>> START DATA EXTRACT

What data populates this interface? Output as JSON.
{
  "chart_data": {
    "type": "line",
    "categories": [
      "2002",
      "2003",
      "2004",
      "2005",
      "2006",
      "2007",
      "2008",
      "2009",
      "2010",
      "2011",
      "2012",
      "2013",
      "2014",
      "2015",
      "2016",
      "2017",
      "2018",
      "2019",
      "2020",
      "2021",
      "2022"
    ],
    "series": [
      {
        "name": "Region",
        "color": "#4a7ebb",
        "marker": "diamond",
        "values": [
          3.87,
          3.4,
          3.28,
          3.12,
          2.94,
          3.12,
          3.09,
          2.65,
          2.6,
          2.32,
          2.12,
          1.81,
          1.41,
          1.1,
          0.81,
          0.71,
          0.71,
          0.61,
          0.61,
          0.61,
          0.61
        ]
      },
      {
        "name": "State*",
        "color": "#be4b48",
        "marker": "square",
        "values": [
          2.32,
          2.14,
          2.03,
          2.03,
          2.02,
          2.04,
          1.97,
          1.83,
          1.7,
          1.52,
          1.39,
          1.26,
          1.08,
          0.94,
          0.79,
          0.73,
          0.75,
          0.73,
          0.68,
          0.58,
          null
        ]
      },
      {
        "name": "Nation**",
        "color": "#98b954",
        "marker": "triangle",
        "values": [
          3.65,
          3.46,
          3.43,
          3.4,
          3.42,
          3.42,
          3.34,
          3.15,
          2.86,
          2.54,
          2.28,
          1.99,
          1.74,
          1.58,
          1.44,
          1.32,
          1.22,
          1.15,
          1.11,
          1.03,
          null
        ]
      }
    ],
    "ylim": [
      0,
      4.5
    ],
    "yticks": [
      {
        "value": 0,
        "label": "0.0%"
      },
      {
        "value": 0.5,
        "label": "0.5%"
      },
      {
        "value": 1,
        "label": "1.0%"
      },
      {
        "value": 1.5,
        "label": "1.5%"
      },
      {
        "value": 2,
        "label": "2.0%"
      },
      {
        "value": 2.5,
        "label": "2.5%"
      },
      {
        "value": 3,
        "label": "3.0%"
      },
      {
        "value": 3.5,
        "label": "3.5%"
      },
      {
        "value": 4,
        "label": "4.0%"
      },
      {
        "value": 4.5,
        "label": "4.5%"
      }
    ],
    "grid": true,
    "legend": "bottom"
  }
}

>> END DATA EXTRACT

- _WHAT YOU ARE ASKED TO DO_
For the string "label", count the lines of the entries above that include it; answer with the number only.

- _OUTPUT BELOW_
10